Resume the RocksDB patch summary on caching fragmented range tombstone lists for mutable memtables, beginning right after its last sentence.

- [Selected passage]
■ ■ ■ ■ ■

From f291eefb022b5e3f6906bf4dd1ab1229839eb4e1 Mon Sep 17 00:00:00 2001
From: Changyu Bi <changyubi@fb.com>
Date: Tue, 13 Sep 2022 20:07:28 -0700
Subject: [PATCH] Cache fragmented range tombstone list for mutable memtables
 (#10547)

Summary:
Each read from memtable used to read and fragment all the range tombstones into a `FragmentedRangeTombstoneList`. https://github.com/facebook/rocksdb/issues/10380 improved the inefficient here by caching a `FragmentedRangeTombstoneList` with each immutable memtable. This PR extends the caching to mutable memtables. The fragmented range tombstone can be constructed in either read (This PR) or write path (https://github.com/facebook/rocksdb/issues/10584). With both implementation, each `DeleteRange()` will invalidate the cache, and the difference is where the cache is re-constructed.`CoreLocalArray` is used to store the cache with each memtable so that multi-threaded reads can be efficient. More specifically, each core will have a shared_ptr to a shared_ptr pointing to the current cache. Each read thread will only update the reference count in its core-local shared_ptr, and this is only needed when reading from mutable memtables.

■ ■ ■ ■ ■

- [Supplied material]
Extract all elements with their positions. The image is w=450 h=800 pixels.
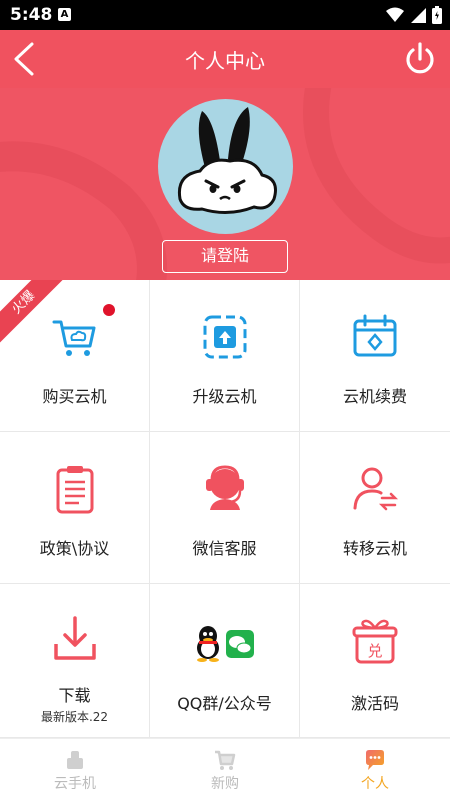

■ ■ ■ ■ ■

- [Answer to the problem]
The choice between write path and read path is not an easy one: they are both improvement compared to no caching in the current implementation, but they favor different operations and could cause regression in the other operation (read vs write). The write path caching in (https://github.com/facebook/rocksdb/issues/10584) leads to a cleaner implementation, but I chose the read path caching here to avoid significant regression in write performance when there is a considerable amount of range tombstones in a single memtable (the number from the benchmark below suggests >1000 with concurrent writers). Note that even though the fragmented range tombstone list is only constructed in `DeleteRange()` operations, it could block other writes from proceeding, and hence affects overall write performance.

Pull Request resolved: https://github.com/facebook/rocksdb/pull/10547

Test Plan:
- TestGet() in stress test is updated in https://github.com/facebook/rocksdb/issues/10553 to compare Get() result against expected state: `./db_stress_branch --readpercent=57 --prefixpercent=4 --writepercent=25 -delpercent=5 --iterpercent=5 --delrangepercent=4`
- Perf benchmark: tested read and write performance where a memtable has 0, 1, 10, 100 and 1000 range tombstones.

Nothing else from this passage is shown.